Request >>
Would you quote all of the material below verbatim, line for line?
>> start Supplied data
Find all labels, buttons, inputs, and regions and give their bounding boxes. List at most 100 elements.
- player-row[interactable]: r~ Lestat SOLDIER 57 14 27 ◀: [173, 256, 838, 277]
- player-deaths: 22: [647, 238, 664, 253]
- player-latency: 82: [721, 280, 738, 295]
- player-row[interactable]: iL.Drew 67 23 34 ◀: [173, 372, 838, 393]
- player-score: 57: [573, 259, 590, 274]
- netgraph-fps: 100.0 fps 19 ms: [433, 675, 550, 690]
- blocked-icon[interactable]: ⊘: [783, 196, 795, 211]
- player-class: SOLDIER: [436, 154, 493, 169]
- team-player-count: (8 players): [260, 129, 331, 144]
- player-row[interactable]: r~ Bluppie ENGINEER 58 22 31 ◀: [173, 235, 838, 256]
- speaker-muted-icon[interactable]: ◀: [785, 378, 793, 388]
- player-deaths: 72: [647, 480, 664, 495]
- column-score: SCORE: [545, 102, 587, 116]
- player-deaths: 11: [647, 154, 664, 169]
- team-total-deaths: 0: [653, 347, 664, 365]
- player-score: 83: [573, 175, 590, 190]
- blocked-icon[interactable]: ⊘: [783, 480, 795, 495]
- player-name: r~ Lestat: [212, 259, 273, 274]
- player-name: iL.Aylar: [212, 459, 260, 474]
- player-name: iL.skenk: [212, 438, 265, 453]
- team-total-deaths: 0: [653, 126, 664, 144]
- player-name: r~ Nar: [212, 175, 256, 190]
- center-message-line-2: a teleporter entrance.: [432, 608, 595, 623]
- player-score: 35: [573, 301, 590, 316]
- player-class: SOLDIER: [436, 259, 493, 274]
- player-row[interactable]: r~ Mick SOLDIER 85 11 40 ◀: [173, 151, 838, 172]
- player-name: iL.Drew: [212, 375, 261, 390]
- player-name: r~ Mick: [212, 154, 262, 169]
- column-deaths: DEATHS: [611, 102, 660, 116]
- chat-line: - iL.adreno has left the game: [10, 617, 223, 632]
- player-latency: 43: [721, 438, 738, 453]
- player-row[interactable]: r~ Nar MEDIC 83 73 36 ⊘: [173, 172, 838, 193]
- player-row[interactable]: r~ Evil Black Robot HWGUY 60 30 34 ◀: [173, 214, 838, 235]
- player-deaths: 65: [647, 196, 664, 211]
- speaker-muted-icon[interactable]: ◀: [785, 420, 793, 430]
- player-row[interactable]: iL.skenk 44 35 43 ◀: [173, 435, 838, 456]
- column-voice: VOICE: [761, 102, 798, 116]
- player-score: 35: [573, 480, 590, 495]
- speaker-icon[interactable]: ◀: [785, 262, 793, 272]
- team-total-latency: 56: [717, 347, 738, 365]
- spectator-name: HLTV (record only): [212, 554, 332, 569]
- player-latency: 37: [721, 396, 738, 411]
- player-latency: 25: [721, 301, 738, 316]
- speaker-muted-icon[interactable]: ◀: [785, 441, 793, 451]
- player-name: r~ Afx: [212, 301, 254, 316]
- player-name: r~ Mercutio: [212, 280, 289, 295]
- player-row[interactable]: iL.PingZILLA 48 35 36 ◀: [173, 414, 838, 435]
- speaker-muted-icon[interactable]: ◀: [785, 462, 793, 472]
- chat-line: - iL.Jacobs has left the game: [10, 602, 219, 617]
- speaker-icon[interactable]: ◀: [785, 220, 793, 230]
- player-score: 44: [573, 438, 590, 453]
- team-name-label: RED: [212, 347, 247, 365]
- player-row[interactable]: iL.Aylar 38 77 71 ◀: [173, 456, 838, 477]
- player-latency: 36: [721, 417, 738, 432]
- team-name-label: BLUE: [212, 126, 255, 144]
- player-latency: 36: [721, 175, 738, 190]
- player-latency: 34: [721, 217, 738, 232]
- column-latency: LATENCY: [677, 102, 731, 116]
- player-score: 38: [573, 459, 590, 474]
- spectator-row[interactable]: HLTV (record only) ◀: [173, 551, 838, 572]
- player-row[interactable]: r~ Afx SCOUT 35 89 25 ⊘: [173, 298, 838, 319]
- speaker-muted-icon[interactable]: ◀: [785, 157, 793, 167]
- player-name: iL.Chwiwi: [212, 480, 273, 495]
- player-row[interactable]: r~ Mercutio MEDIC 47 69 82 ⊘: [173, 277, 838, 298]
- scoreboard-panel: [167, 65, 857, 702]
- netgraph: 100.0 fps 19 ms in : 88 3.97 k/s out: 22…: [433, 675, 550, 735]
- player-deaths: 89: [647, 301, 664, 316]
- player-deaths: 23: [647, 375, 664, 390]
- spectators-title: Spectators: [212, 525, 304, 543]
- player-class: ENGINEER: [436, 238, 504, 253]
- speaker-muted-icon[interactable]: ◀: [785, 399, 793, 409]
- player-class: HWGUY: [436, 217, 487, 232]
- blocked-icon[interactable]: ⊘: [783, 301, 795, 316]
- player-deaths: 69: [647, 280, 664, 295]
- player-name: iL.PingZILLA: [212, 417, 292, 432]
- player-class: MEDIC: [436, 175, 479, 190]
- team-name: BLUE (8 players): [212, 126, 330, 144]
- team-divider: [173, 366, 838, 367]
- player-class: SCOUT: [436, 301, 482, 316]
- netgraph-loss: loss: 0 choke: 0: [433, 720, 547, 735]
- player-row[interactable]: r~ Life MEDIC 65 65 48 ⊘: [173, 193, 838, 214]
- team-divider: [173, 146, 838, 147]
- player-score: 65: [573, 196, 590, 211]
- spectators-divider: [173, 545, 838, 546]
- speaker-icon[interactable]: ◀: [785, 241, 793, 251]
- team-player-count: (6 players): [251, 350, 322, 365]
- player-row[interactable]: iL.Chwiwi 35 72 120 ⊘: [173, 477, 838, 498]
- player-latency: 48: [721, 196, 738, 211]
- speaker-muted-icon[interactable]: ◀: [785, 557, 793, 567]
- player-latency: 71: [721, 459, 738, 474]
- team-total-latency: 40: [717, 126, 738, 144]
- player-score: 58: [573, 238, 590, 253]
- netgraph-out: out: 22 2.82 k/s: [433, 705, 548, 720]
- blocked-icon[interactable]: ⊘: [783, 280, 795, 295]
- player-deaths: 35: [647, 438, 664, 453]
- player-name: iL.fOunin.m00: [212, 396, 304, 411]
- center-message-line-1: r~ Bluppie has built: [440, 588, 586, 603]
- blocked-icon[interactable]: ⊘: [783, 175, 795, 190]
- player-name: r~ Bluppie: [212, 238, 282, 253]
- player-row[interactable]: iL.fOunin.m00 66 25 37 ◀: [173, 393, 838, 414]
>> end Supplied data
Output of the task >>
Find all labels, buttons, inputs, and regions and give their bounding boxes. List at most 100 elements.
- player-row[interactable]: r~ Lestat SOLDIER 57 14 27 ◀: [173, 256, 838, 277]
- player-deaths: 22: [647, 238, 664, 253]
- player-latency: 82: [721, 280, 738, 295]
- player-row[interactable]: iL.Drew 67 23 34 ◀: [173, 372, 838, 393]
- player-score: 57: [573, 259, 590, 274]
- netgraph-fps: 100.0 fps 19 ms: [433, 675, 550, 690]
- blocked-icon[interactable]: ⊘: [783, 196, 795, 211]
- player-class: SOLDIER: [436, 154, 493, 169]
- team-player-count: (8 players): [260, 129, 331, 144]
- player-row[interactable]: r~ Bluppie ENGINEER 58 22 31 ◀: [173, 235, 838, 256]
- speaker-muted-icon[interactable]: ◀: [785, 378, 793, 388]
- player-deaths: 72: [647, 480, 664, 495]
- column-score: SCORE: [545, 102, 587, 116]
- player-deaths: 11: [647, 154, 664, 169]
- team-total-deaths: 0: [653, 347, 664, 365]
- player-score: 83: [573, 175, 590, 190]
- blocked-icon[interactable]: ⊘: [783, 480, 795, 495]
- player-name: r~ Lestat: [212, 259, 273, 274]
- player-name: iL.Aylar: [212, 459, 260, 474]
- player-name: iL.skenk: [212, 438, 265, 453]
- team-total-deaths: 0: [653, 126, 664, 144]
- player-name: r~ Nar: [212, 175, 256, 190]
- center-message-line-2: a teleporter entrance.: [432, 608, 595, 623]
- player-score: 35: [573, 301, 590, 316]
- player-class: SOLDIER: [436, 259, 493, 274]
- player-row[interactable]: r~ Mick SOLDIER 85 11 40 ◀: [173, 151, 838, 172]
- player-name: iL.Drew: [212, 375, 261, 390]
- player-name: r~ Mick: [212, 154, 262, 169]
- column-deaths: DEATHS: [611, 102, 660, 116]
- chat-line: - iL.adreno has left the game: [10, 617, 223, 632]
- player-latency: 43: [721, 438, 738, 453]
- player-row[interactable]: r~ Nar MEDIC 83 73 36 ⊘: [173, 172, 838, 193]
- player-row[interactable]: r~ Evil Black Robot HWGUY 60 30 34 ◀: [173, 214, 838, 235]
- player-deaths: 65: [647, 196, 664, 211]
- speaker-muted-icon[interactable]: ◀: [785, 420, 793, 430]
- player-row[interactable]: iL.skenk 44 35 43 ◀: [173, 435, 838, 456]
- column-voice: VOICE: [761, 102, 798, 116]
- player-score: 35: [573, 480, 590, 495]
- speaker-icon[interactable]: ◀: [785, 262, 793, 272]
- team-total-latency: 56: [717, 347, 738, 365]
- spectator-name: HLTV (record only): [212, 554, 332, 569]
- player-latency: 37: [721, 396, 738, 411]
- player-latency: 25: [721, 301, 738, 316]
- speaker-muted-icon[interactable]: ◀: [785, 441, 793, 451]
- player-name: r~ Afx: [212, 301, 254, 316]
- player-name: r~ Mercutio: [212, 280, 289, 295]
- player-row[interactable]: iL.PingZILLA 48 35 36 ◀: [173, 414, 838, 435]
- speaker-muted-icon[interactable]: ◀: [785, 462, 793, 472]
- chat-line: - iL.Jacobs has left the game: [10, 602, 219, 617]
- speaker-icon[interactable]: ◀: [785, 220, 793, 230]
- player-score: 44: [573, 438, 590, 453]
- team-name-label: RED: [212, 347, 247, 365]
- player-row[interactable]: iL.Aylar 38 77 71 ◀: [173, 456, 838, 477]
- player-latency: 36: [721, 417, 738, 432]
- team-name-label: BLUE: [212, 126, 255, 144]
- player-latency: 36: [721, 175, 738, 190]
- player-latency: 34: [721, 217, 738, 232]
- column-latency: LATENCY: [677, 102, 731, 116]
- player-score: 38: [573, 459, 590, 474]
- spectator-row[interactable]: HLTV (record only) ◀: [173, 551, 838, 572]
- player-row[interactable]: r~ Afx SCOUT 35 89 25 ⊘: [173, 298, 838, 319]
- speaker-muted-icon[interactable]: ◀: [785, 157, 793, 167]
- player-name: iL.Chwiwi: [212, 480, 273, 495]
- player-row[interactable]: r~ Mercutio MEDIC 47 69 82 ⊘: [173, 277, 838, 298]
- scoreboard-panel: [167, 65, 857, 702]
- netgraph: 100.0 fps 19 ms in : 88 3.97 k/s out: 22…: [433, 675, 550, 735]
- player-deaths: 89: [647, 301, 664, 316]
- player-deaths: 23: [647, 375, 664, 390]
- spectators-title: Spectators: [212, 525, 304, 543]
- player-class: ENGINEER: [436, 238, 504, 253]
- speaker-muted-icon[interactable]: ◀: [785, 399, 793, 409]
- player-class: HWGUY: [436, 217, 487, 232]
- blocked-icon[interactable]: ⊘: [783, 301, 795, 316]
- player-deaths: 69: [647, 280, 664, 295]
- player-name: iL.PingZILLA: [212, 417, 292, 432]
- player-class: MEDIC: [436, 175, 479, 190]
- team-name: BLUE (8 players): [212, 126, 330, 144]
- team-divider: [173, 366, 838, 367]
- player-class: SCOUT: [436, 301, 482, 316]
- netgraph-loss: loss: 0 choke: 0: [433, 720, 547, 735]
- player-row[interactable]: r~ Life MEDIC 65 65 48 ⊘: [173, 193, 838, 214]
- team-divider: [173, 146, 838, 147]
- player-score: 65: [573, 196, 590, 211]
- spectators-divider: [173, 545, 838, 546]
- speaker-icon[interactable]: ◀: [785, 241, 793, 251]
- team-player-count: (6 players): [251, 350, 322, 365]
- player-row[interactable]: iL.Chwiwi 35 72 120 ⊘: [173, 477, 838, 498]
- player-latency: 48: [721, 196, 738, 211]
- speaker-muted-icon[interactable]: ◀: [785, 557, 793, 567]
- player-latency: 71: [721, 459, 738, 474]
- team-total-latency: 40: [717, 126, 738, 144]
- player-score: 58: [573, 238, 590, 253]
- netgraph-out: out: 22 2.82 k/s: [433, 705, 548, 720]
- blocked-icon[interactable]: ⊘: [783, 280, 795, 295]
- player-deaths: 35: [647, 438, 664, 453]
- player-name: iL.fOunin.m00: [212, 396, 304, 411]
- center-message-line-1: r~ Bluppie has built: [440, 588, 586, 603]
- blocked-icon[interactable]: ⊘: [783, 175, 795, 190]
- player-name: r~ Bluppie: [212, 238, 282, 253]
- player-row[interactable]: iL.fOunin.m00 66 25 37 ◀: [173, 393, 838, 414]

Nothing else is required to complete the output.